_BRIEF A_
Put the records from the line containing "file-icon (495, 607, 503, 618)" through the line containing "message-bubble: ส.ปูค่ะ (281, 491, 311, 509)" into a numbered list, leaving out blank lines.
#### TEXT PASSAGE
Enforcing data transfer from one party to another is a hard problem in byzantine environments, because lack of communication is subject to the Fisherman’s dilemma. If the data transfer fails, an outside party cannot attribute whose fault it is (at least not without recording the data request and the response in a blockchain, which is intractable in this case due to the large data volume).
Script execution is possible on all Edge nodes (Access, Observer, Archive Node) if desired by the operator
Script execution is an add-on service that can be added to any edge node. The edge node’s owner should be able to configure whether their edge node provides script execution as a service to the community, or whether they only want to offer private script execution.
Replicate data optimistically without waiting for sealing
We aim to make data available to the external clients as soon as it is executed (goal 6.) Waiting for sealing is not a long-term option, as sealing by itself adds some seconds of latency.
########
#### DATA RECORDS
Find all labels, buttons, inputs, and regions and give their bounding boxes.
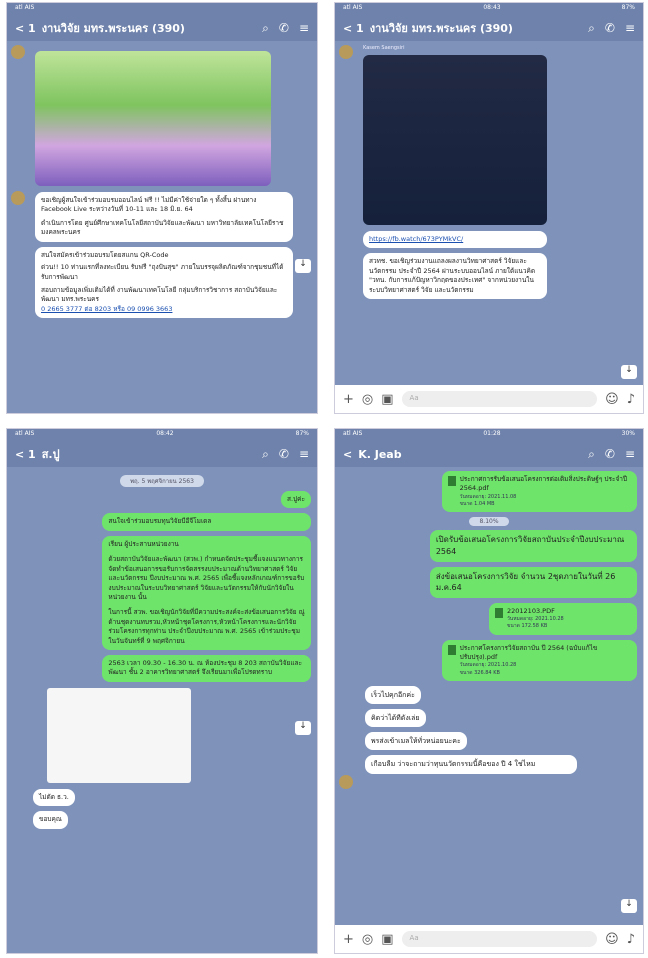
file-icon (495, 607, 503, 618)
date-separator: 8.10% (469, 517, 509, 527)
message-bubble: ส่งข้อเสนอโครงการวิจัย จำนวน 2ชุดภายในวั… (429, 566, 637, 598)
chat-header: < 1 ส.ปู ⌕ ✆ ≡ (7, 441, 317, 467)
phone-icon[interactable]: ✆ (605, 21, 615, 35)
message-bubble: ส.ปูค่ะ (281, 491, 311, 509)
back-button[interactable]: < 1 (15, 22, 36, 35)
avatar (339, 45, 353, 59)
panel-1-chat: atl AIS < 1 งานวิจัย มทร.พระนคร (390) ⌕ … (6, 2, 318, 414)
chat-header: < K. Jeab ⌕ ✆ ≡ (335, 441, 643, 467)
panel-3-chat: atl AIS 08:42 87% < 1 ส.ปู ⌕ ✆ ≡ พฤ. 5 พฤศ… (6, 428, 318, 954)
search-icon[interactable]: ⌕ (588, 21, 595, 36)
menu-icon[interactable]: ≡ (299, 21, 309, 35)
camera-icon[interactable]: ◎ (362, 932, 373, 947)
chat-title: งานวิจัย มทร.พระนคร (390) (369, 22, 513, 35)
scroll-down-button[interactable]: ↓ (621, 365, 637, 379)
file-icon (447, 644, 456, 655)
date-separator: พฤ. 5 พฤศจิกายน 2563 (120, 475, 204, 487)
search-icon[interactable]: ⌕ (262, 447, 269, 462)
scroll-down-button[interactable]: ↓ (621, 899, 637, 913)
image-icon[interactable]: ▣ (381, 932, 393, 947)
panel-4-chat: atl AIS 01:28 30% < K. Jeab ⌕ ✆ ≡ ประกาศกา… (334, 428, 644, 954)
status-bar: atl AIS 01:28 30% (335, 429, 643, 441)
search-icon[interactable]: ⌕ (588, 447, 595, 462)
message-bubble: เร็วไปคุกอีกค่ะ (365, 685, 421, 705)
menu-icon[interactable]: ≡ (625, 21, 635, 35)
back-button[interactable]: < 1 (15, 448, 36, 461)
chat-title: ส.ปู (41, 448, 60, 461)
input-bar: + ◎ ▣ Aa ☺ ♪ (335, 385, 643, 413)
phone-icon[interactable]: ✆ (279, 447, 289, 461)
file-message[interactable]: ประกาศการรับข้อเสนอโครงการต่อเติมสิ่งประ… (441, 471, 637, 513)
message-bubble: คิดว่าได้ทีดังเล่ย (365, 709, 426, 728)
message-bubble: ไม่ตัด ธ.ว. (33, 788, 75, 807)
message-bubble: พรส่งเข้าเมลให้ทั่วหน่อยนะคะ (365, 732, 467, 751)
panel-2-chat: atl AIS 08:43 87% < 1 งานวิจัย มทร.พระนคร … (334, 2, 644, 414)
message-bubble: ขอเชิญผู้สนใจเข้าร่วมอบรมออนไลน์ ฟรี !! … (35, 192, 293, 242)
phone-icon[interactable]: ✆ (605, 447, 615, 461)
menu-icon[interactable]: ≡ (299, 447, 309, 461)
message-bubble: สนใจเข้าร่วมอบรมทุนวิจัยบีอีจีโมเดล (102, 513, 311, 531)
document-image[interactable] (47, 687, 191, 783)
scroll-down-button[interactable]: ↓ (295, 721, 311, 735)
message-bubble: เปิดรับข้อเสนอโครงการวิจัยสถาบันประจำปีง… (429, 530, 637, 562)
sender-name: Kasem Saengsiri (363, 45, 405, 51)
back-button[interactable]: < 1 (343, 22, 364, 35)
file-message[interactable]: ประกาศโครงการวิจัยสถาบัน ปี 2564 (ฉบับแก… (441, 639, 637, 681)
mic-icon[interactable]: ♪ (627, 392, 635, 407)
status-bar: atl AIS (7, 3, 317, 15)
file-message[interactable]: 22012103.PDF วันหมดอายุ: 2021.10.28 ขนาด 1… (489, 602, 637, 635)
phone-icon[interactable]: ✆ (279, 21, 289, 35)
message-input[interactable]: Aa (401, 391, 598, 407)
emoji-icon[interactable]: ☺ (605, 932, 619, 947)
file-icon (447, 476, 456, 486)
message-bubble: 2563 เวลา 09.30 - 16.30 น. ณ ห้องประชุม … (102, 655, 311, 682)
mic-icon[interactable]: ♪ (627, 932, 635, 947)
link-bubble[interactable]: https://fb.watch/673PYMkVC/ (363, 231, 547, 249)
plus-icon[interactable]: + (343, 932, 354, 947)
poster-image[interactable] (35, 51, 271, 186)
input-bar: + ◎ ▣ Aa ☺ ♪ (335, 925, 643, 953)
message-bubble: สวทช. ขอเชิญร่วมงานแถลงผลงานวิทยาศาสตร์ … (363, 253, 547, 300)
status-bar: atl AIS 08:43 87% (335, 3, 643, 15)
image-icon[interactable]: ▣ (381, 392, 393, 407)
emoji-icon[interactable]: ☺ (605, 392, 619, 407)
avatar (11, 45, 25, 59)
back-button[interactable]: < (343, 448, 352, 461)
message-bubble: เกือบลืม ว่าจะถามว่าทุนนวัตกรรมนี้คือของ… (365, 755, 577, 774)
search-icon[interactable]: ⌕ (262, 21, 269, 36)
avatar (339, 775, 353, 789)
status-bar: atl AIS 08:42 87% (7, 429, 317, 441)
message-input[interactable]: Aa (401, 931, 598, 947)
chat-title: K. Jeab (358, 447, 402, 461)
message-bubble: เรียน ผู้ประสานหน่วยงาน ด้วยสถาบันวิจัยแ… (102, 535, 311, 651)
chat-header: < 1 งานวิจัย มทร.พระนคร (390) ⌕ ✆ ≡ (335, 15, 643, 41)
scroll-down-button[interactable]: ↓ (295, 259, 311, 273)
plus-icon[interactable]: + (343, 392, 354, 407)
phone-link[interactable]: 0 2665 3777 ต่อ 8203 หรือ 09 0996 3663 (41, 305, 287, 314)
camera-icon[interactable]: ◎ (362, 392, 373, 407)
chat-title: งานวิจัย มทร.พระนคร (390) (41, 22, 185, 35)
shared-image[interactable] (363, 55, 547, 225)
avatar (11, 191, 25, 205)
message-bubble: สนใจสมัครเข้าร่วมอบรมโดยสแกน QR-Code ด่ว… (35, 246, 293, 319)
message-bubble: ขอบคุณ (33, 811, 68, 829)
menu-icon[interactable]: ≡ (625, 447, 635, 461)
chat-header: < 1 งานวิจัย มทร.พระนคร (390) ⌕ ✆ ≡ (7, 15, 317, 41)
########
_BRIEF B_
Summarize the text on data transfer, script execution, and replication in three sentences.

_EXERCISE ANSWER A_
1. file-icon (495, 607, 503, 618)
2. date-separator: 8.10% (469, 517, 509, 527)
3. message-bubble: ส่งข้อเสนอโครงการวิจัย จำนวน 2ชุดภายในวั… (429, 566, 637, 598)
4. chat-header: < 1 ส.ปู ⌕ ✆ ≡ (7, 441, 317, 467)
5. phone-icon[interactable]: ✆ (605, 21, 615, 35)
6. message-bubble: ส.ปูค่ะ (281, 491, 311, 509)

_EXERCISE ANSWER B_
Enforcing data transfer between parties is hard in byzantine environments because of the Fisherman's dilemma, since an outside party cannot tell who caused a failed transfer without recording the request and response in a blockchain, which the large data volume makes intractable. Script execution is an add-on service that any edge node can offer if its operator chooses, either publicly to the community or only privately. Data should be replicated optimistically so external clients get it as soon as it is executed, because waiting for sealing adds seconds of latency.